> _Problem to solve_: Copy out each line of the listing that has the word "movimiento" in it.
# Listing start
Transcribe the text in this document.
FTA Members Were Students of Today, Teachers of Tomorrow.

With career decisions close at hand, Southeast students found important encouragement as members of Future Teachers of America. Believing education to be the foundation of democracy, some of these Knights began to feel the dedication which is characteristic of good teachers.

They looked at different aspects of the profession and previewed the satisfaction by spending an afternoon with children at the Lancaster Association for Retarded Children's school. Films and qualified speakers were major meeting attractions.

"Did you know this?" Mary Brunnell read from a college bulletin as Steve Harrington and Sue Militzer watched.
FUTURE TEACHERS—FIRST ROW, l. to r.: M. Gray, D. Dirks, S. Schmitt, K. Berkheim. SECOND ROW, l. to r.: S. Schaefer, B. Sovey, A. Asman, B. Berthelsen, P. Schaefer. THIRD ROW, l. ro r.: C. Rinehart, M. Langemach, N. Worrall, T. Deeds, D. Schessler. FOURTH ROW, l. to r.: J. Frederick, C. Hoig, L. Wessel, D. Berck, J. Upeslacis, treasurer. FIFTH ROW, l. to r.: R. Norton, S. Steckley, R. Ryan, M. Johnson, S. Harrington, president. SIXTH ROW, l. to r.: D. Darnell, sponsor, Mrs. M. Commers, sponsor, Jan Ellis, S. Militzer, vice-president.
# Listing end
# Listing start
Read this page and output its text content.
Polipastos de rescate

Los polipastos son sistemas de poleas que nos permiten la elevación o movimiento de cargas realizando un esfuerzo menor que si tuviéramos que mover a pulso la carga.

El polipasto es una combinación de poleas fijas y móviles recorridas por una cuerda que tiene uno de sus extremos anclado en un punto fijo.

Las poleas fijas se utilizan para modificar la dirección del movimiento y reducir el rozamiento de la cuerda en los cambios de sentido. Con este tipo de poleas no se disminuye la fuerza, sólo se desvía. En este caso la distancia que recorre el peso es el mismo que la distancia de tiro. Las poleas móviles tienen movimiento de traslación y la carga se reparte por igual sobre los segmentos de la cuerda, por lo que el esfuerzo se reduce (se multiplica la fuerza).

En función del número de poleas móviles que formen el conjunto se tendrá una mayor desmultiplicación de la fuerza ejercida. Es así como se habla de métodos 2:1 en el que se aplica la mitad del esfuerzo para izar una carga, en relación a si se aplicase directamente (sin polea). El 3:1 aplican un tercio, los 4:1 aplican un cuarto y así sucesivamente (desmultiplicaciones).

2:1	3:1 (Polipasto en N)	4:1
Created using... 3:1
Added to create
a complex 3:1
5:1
# Listing end
# Listing start
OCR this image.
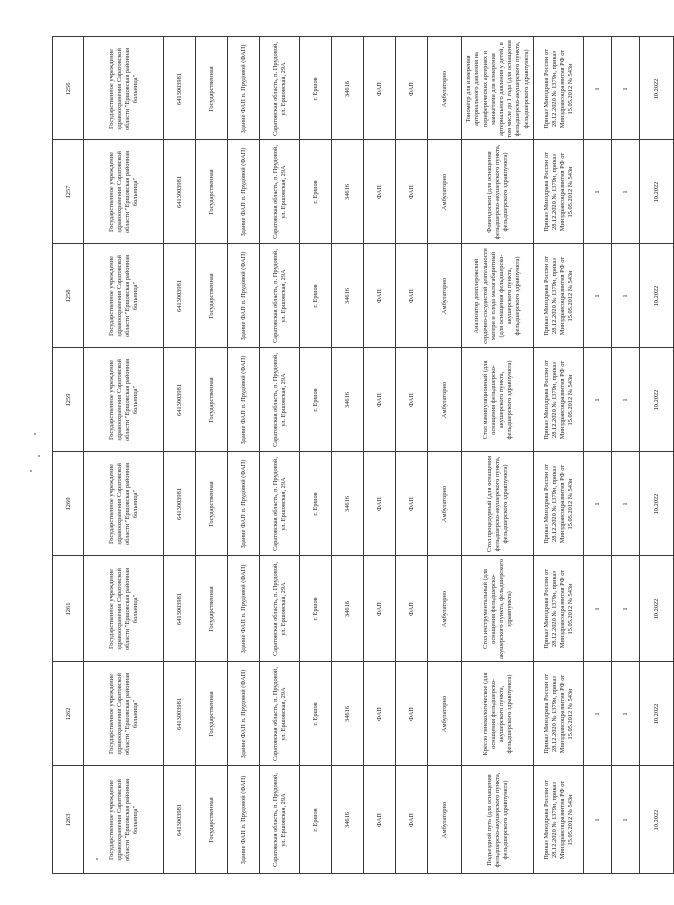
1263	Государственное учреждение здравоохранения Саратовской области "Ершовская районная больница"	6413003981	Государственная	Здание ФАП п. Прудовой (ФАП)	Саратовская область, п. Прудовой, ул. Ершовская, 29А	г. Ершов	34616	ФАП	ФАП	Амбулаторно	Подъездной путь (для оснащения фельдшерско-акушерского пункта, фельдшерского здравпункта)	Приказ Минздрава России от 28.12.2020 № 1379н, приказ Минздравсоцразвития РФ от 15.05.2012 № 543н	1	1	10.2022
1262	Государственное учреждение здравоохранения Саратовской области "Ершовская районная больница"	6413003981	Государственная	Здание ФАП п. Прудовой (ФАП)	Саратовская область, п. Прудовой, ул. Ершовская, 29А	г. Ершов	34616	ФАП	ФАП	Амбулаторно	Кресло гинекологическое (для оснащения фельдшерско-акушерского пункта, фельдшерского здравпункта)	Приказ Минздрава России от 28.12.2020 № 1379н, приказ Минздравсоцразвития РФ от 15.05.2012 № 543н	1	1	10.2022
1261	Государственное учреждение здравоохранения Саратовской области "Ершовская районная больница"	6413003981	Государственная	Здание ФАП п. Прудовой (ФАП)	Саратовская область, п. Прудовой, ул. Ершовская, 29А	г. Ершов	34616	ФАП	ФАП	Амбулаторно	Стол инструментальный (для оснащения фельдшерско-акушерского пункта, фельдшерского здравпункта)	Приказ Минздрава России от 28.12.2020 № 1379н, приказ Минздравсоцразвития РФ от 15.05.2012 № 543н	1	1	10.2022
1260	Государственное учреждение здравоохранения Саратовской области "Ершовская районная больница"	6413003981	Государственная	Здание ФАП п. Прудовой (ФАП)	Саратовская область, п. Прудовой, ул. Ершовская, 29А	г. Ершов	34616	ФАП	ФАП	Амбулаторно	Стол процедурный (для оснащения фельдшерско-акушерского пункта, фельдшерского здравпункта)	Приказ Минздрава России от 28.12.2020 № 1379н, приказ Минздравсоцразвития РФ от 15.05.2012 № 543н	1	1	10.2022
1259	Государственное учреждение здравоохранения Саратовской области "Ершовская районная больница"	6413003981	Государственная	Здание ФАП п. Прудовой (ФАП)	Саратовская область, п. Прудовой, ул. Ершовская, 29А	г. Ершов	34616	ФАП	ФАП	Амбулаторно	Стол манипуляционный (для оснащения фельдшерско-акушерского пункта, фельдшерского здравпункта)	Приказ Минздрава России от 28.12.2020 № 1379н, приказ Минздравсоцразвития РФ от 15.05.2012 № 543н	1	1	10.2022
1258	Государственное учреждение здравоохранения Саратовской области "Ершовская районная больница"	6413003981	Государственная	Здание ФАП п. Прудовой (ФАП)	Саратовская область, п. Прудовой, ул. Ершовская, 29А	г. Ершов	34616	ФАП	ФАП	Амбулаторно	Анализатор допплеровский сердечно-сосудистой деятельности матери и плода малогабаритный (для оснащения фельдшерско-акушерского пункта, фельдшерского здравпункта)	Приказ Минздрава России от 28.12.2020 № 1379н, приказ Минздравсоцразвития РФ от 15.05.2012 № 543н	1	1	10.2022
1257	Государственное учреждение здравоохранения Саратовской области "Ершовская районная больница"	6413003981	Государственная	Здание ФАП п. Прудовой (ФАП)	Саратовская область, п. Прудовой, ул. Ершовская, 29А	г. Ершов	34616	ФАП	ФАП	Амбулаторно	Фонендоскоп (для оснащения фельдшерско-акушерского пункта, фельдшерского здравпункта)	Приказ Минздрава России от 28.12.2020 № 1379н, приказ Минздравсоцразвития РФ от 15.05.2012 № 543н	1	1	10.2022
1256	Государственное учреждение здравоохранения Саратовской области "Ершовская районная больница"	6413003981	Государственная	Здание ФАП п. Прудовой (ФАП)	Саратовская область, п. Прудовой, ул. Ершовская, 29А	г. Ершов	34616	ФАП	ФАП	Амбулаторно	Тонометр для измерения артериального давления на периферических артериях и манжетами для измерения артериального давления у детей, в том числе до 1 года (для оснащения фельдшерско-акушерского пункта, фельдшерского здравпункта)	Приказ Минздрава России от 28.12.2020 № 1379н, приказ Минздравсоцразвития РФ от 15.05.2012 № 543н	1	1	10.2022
# Listing end
> _Full solution_:
Los polipastos son sistemas de poleas que nos permiten la elevación o movimiento de cargas realizando un esfuerzo menor que si tuviéramos que mover a pulso la carga.
Las poleas fijas se utilizan para modificar la dirección del movimiento y reducir el rozamiento de la cuerda en los cambios de sentido. Con este tipo de poleas no se disminuye la fuerza, sólo se desvía. En este caso la distancia que recorre el peso es el mismo que la distancia de tiro. Las poleas móviles tienen movimiento de traslación y la carga se reparte por igual sobre los segmentos de la cuerda, por lo que el esfuerzo se reduce (se multiplica la fuerza).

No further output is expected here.